= Objective A =
In the thread about generic graph algorithms, how long does the poster who signs as "--T" say they will be on vacation?
= Objective B =
Transcribe the part of the graph algorithms thread that begins at the words "In that light, I" and stops after "later ... ! :-)".
= Objective C =
Pick up the thread on generic graph algorithms after its last line and write what follows.

= Document =

Aha. I think we found the source of contention here. You're thinking about concrete graph types that can be used for general graph applications, whereas I'm thinking of Phobos-style generic graph algorithm *templates* that can process any graph-like type satisfying certain requirements.

In that light, I think it makes sense to provide a set of concrete graph types that people can use (e.g., an adjacency list type, an incidence list type, matrix representations maybe, to list a few commonly-used graph representations), but the algorithms themselves will be generic templates that can work with any concrete type as long as it has the attributes required by the algorithm. The concrete graph types (which may themselves be templates, e.g. to allow arbitary node types or edge labels) will of course satisfy (most of) these requirements by default, so they can be immediately used with the algorithms without further ado. At the same time, the user can decide to create their own graph types, and as long as the target algorithm's prerequisites are satisfied, it can be used with those custom types.


> Must dash again, so will catch up on your other points later ... ! :-)

Actually, I'll be on vacation for a week and a half, with probably spotty internet connectivity, so no need to hurry. :)


--T
May 11, 2013
On 05/11/2013 07:08 PM, H. S. Teoh wrote:
> Well, maybe what we can do is to make a list of attributes that are needed by various graph algorithms, and see if there's a way to distill them into a small set of attributes without too many scattered attribute checks. For example, if we can categorize graphs into a small set of types (ala input range, forward range, etc.) plus a small number of optoinal attributes, that would be ideal, I think.

Sure, we can have a go at this.

= Supplied records =
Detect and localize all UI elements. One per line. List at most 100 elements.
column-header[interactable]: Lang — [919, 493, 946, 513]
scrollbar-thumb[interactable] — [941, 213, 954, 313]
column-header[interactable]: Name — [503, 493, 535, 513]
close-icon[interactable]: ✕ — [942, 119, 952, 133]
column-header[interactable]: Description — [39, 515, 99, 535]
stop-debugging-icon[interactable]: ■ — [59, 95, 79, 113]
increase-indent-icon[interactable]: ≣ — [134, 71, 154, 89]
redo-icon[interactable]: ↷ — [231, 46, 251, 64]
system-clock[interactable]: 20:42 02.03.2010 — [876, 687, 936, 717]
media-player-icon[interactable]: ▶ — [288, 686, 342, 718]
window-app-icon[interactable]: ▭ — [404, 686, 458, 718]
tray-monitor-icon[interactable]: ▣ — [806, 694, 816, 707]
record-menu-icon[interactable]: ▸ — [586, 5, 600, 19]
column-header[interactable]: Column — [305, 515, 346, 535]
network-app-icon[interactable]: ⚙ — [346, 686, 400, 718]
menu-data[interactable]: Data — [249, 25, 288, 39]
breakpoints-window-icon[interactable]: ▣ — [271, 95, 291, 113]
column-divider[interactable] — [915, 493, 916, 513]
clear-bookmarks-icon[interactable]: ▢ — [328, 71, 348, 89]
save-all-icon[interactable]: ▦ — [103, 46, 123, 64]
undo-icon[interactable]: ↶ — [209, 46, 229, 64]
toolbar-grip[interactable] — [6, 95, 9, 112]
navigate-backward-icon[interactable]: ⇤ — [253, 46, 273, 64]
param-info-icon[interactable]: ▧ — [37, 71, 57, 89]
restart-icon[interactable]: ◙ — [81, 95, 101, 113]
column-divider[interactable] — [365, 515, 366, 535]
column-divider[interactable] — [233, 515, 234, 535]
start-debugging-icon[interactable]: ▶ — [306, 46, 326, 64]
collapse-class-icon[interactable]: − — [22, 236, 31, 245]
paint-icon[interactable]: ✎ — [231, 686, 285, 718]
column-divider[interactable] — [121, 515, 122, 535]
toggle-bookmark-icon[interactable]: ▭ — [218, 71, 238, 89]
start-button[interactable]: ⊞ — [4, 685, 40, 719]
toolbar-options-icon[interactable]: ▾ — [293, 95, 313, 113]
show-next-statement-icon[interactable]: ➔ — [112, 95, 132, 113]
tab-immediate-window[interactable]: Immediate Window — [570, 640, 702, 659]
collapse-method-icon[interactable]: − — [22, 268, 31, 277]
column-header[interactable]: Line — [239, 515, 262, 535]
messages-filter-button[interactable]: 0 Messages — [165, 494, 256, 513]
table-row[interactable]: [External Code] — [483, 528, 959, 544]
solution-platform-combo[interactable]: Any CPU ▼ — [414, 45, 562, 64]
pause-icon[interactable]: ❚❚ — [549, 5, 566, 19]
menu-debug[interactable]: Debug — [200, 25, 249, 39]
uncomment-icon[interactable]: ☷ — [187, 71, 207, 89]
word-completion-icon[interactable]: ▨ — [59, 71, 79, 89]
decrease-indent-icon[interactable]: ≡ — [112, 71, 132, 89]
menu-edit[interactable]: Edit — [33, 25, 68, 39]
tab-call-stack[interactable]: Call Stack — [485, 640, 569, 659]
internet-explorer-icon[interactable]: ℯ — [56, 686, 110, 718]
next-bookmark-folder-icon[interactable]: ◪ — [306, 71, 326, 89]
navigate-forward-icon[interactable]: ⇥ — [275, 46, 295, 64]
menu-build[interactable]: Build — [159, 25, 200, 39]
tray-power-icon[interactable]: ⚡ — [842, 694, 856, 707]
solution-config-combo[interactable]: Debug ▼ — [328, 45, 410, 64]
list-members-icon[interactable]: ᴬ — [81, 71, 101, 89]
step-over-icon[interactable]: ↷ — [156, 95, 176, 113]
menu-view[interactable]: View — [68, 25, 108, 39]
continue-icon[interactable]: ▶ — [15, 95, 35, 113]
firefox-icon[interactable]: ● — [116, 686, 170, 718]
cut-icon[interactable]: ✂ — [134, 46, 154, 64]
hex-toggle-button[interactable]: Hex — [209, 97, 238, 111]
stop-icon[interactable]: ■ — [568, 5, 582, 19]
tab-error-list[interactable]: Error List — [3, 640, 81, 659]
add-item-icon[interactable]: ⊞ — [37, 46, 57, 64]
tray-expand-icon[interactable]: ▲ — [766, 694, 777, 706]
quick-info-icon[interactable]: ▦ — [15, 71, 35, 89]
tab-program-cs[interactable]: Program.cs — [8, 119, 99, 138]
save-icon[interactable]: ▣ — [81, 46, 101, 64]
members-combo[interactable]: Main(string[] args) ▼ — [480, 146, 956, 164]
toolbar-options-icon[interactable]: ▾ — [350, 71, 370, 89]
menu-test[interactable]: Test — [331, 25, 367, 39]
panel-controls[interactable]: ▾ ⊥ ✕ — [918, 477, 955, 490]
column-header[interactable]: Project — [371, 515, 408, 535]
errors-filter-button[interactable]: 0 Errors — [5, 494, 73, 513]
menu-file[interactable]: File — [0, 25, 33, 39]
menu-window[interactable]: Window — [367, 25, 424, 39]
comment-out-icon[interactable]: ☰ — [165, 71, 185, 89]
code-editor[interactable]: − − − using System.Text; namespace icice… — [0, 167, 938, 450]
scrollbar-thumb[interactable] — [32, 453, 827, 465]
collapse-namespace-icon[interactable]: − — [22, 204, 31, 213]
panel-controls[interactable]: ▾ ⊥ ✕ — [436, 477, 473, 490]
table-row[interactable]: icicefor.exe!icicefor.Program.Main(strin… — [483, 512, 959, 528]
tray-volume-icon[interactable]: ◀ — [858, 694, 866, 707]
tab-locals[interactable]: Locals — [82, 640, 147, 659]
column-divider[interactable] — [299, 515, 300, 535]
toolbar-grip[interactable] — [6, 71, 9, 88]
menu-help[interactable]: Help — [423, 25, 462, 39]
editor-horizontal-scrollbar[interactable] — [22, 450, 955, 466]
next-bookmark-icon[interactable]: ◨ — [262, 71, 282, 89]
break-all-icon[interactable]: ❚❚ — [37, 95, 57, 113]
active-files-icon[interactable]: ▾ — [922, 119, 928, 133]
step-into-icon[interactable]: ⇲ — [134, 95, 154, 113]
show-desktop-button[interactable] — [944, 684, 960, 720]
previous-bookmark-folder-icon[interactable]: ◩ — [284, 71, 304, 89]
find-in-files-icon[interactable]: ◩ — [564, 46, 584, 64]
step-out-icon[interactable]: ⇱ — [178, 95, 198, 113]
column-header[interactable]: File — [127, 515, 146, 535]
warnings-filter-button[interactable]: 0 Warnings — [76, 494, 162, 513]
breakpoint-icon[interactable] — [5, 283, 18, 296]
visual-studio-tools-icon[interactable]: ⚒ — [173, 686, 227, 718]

---

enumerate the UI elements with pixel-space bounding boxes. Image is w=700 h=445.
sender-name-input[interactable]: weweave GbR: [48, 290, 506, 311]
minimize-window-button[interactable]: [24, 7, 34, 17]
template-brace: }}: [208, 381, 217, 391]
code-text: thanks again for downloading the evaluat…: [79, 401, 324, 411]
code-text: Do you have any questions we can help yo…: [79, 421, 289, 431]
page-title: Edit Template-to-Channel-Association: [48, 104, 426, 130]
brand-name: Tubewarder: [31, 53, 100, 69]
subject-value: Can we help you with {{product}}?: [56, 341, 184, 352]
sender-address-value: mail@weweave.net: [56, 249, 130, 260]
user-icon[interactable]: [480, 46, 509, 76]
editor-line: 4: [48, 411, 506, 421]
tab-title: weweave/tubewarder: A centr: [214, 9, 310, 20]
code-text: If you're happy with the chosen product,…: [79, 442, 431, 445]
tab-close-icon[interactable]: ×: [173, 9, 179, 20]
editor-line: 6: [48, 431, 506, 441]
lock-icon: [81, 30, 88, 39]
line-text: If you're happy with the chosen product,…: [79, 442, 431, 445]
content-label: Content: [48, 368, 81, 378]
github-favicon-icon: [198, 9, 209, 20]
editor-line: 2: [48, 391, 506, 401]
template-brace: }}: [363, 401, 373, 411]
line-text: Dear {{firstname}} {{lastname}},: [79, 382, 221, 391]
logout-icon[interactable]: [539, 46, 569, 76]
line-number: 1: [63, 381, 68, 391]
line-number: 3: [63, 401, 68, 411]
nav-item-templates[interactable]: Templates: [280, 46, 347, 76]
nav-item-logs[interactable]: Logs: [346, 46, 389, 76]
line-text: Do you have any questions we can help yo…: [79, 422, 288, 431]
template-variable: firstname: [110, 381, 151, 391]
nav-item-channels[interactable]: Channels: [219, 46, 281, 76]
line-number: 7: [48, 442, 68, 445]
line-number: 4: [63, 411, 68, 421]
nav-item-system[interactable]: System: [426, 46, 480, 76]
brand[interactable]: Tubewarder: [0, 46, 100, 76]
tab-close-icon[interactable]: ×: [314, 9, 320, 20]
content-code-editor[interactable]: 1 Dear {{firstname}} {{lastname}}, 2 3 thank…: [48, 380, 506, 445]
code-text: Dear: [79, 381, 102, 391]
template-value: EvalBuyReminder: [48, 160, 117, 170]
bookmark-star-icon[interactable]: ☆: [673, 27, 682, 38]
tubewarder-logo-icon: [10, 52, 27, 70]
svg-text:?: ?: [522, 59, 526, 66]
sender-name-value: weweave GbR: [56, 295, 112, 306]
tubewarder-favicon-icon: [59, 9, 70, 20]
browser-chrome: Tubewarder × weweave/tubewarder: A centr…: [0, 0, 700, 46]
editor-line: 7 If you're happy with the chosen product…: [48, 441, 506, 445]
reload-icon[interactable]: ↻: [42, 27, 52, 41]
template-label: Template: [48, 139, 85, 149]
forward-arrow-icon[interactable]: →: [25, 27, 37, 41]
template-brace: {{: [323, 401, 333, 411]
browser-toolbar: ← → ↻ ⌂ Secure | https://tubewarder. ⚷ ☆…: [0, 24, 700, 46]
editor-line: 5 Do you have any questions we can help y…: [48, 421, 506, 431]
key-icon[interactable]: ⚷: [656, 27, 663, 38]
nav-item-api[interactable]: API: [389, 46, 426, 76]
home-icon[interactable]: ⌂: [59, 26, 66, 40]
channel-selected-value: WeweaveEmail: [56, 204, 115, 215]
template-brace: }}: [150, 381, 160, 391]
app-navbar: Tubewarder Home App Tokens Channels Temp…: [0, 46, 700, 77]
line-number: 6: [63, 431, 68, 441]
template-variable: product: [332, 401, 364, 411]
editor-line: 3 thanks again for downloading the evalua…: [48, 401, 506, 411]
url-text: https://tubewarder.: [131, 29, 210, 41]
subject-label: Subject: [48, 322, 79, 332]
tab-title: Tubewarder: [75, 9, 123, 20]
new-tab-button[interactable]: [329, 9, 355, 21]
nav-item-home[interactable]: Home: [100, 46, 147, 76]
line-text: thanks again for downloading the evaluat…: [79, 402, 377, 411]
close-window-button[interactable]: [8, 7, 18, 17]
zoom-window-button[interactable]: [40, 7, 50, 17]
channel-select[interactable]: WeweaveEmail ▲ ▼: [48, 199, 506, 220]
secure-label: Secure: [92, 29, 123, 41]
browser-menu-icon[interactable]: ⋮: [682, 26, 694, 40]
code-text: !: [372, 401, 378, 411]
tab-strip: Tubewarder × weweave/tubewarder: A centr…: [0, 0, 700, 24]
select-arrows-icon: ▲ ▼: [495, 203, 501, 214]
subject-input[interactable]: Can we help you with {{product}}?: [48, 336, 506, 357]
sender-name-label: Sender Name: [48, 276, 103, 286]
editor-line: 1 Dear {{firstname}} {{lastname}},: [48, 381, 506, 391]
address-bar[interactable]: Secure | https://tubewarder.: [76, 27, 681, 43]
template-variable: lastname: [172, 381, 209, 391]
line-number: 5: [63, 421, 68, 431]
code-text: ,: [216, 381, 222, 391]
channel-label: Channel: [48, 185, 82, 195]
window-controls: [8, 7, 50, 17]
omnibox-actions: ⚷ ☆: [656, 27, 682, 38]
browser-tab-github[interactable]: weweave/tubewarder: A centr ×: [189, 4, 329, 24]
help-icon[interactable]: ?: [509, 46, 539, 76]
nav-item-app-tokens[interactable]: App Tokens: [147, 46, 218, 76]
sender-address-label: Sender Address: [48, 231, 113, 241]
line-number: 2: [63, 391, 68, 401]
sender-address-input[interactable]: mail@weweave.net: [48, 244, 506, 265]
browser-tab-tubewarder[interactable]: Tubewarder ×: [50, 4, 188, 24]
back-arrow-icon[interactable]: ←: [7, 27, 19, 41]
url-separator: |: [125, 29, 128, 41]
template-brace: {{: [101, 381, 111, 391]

= Exercise response A =
A week and a half.

= Exercise response B =
In that light, I think it makes sense to provide a set of concrete graph types that people can use (e.g., an adjacency list type, an incidence list type, matrix representations maybe, to list a few commonly-used graph representations), but the algorithms themselves will be generic templates that can work with any concrete type as long as it has the attributes required by the algorithm. The concrete graph types (which may themselves be templates, e.g. to allow arbitary node types or edge labels) will of course satisfy (most of) these requirements by default, so they can be immediately used with the algorithms without further ado. At the same time, the user can decide to create their own graph types, and as long as the target algorithm's prerequisites are satisfied, it can be used with those custom types.


> Must dash again, so will catch up on your other points later ... ! :-)

= Exercise response C =
> Are there actually algorithms that depend on having an .edges property? AFAIK, most iterate over nodes in some way.

I have written code that iterates over edges (see my "dregs" code on GitHub). In the case of the problem I was addressing, it enabled the most space-efficient storage of the data.

There's no reason why an algorithm should be required to assume the existence of
an edges() property, but for an explicit graph type I think having an edges()
property is generally expected (and is certainly implemented in all the examples
I've looked at).

> Hmm. Maybe something similar to std.range.SortedRange would be useful:
> 
> 	struct BipartiteGraph(G) {
> 		enum isBipartite = true;
> 		G impl;
> 		alias impl this;
> 	}
> 
> 	BipartiteGraph!G verifyIsBipartite(G)(G graph) {
> 		// verifies bipartiteness of G and returns graph wrapped
> 		// in a BipartiteGraph!G.
> 	}
> 
> 	auto createBipartiteGraph(T...)(T graphData) {
> 		// return an instantiation of BipartiteGraph that's
> 		// guaranteed to be bipartite by construction.
> 	}
> 
> 	auto someBipartiteAlgo(G)(BipartiteGraph!G graph) {
> 		// freely assume bipartiteness of graph
> 	}
> 
> This way we can make use of the type system to statically ensure bipartiteness, while still allowing runtime verifications of arbitrary graphs.

Yes, that could be nice.  Bear in mind that the BipartiteGraph type would have to not just have a boolean claiming bipartiteness, but checks to ensure that edges added did not violate the bipartite property.

> Aha. I think we found the source of contention here. You're thinking about concrete graph types that can be used for general graph applications, whereas I'm thinking of Phobos-style generic graph algorithm *templates* that can process any graph-like type satisfying certain requirements.

Yes, that seems to be the main source of our differences of opinion.  I entirely agree with you about the need for generic graph algorithm templates, but we do need graph types as well, and most of my specifications were intended with those in mind.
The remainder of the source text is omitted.